Zero output in basic Vector Addition application in CUDA

Rocketer · January 17, 2011, 9:18pm

Hi Everyone,

I spent a lot time fixing the bug in the following Vector Addition application (There are both GPU and CPU computing in the code sample below). All of the output for global kernel function is 0! I am using CUDA Toolkit 3.2 and Driver 260.99. Graphic card is NVIDIA GTX480. OS: Win7, 64-bit.

I appreciate so much if anyone can provide me any hint where the bug is.

Thank you!

Jason

#include <stdio.h>
#include <stdlib.h>
#include <cuda.h>
#include <cuda_runtime.h>
#include <cutil.h>
#include <windows.h>

//#define VAR 100000000
#define VAR 8

global void vecAdd_d(float *A, float *B, float *C, int N) {

int tid = blockDim.x * blockIdx.x + threadIdx.x;
if( tid < N)
	C[tid] = A[tid] + B[tid];

}

void vecAdd_h(float *A, float *B, float *C, int N) {

for( int i = 0; i < N; i++){
	C[i] = A[i] + B[i];

// printf(“%f\n”,C[i]);
}
}

__declspec(dllexport) int main() {

float *A_h;
float *B_h;
float *C_h;

float *A_d;
float *B_d;
float *C_d;

printf("**************GPU Processing****************\n\n");
printf("Device Initialization ...\n\n");

A_h = (float *) (malloc(sizeof(float) * VAR));
B_h = (float *) (malloc(sizeof(float) * VAR));
C_h = (float *) (malloc(sizeof(float) * VAR));

cudaMalloc( (void**)&A_d, sizeof(float) * VAR);
cudaMalloc( (void**)&B_d, sizeof(float) * VAR);
cudaMalloc( (void**)&C_d, sizeof(float) * VAR);

printf("Memory Allocation is Done!\n");

for (int i = 0; i < VAR; i++){
	A_h[i] = 2.0;
	B_h[i] = 2.0;
}

cudaMemcpy(A_d, A_h, sizeof(float) * VAR, cudaMemcpyHostToDevice);
cudaMemcpy(B_d, B_h, sizeof(float) * VAR, cudaMemcpyHostToDevice);

printf("Data copied from Host to Device!\n");

int threadsPerBlock = 4;
int blocksPerGrid = (VAR + threadsPerBlock -1)/threadsPerBlock;
//dim2 dimBlock(threadsPerBlock, 1);
//dim2 dimGrid(blocksPerGrid, 1);

printf("Thread configuration is Done!\n\n");

// Kernel invocation 
printf("Invoking Kernel functions...\n");
LARGE_INTEGER curFreq_d, curStart_d, curEnd_d;
QueryPerformanceFrequency(&curFreq_d);
QueryPerformanceCounter(&curStart_d);

//vecAdd_d<<<dimGrid, dimBlock>>>(A_d, B_d, C_d, VAR);
vecAdd_d<<<blocksPerGrid, threadsPerBlock>>>(A_d, B_d, C_d, VAR);

QueryPerformanceCounter(&curEnd_d);

cudaMemcpy(C_h, C_d, sizeof(float) * VAR, cudaMemcpyDeviceToHost);
printf("Data copied from Device to Host!\n");

printf("Device adding result:\n");
for (int i = 0; i < VAR; i++)

### Tasks to perform
- a) Rewrite the paragraph of the CUDA forum post that begins "I spent a lot time fixing the bug" as a short bulleted list that keeps its main facts.
- b) In the CUDA forum post, what value is assigned to threadsPerBlock before the kernel launch?

### Dataset extract

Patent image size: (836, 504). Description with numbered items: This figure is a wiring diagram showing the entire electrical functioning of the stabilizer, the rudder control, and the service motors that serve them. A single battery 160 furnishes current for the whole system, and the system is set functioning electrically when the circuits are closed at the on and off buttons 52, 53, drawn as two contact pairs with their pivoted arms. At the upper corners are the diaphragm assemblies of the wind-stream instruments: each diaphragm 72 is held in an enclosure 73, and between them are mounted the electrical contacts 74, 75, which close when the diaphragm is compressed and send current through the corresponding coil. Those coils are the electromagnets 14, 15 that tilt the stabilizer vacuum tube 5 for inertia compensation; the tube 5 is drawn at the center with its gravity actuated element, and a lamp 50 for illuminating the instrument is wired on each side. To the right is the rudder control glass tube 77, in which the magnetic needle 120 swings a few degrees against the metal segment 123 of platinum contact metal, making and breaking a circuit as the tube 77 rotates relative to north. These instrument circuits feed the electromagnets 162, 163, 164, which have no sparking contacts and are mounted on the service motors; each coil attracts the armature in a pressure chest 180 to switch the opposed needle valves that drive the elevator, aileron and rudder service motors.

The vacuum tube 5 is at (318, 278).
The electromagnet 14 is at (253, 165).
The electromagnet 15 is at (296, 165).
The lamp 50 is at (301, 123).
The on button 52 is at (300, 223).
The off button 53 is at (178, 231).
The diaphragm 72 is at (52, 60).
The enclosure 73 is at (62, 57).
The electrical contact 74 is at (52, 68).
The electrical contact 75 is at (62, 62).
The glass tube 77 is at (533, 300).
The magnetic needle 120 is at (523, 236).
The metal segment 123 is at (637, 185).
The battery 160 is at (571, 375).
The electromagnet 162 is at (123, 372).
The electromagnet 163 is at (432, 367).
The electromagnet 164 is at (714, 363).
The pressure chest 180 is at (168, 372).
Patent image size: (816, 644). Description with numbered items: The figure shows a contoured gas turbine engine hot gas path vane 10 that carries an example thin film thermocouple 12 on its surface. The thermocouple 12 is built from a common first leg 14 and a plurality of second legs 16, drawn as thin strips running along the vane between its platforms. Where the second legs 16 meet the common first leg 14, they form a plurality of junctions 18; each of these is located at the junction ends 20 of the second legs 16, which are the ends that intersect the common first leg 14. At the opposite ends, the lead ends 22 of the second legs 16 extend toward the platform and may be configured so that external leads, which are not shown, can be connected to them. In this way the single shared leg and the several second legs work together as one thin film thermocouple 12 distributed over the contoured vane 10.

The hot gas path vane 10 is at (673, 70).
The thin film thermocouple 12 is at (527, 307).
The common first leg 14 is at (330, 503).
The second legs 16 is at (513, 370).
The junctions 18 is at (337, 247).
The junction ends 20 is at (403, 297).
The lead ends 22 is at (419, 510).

### Completed exercise
- a)
- Much time went into trying to fix a bug in a vector addition application that computes on both the GPU and the CPU.
- Every output value from the global kernel function is 0.
- Setup: CUDA Toolkit 3.2, Driver 260.99, NVIDIA GTX480 graphics card, Windows 7 64-bit.

- b) 4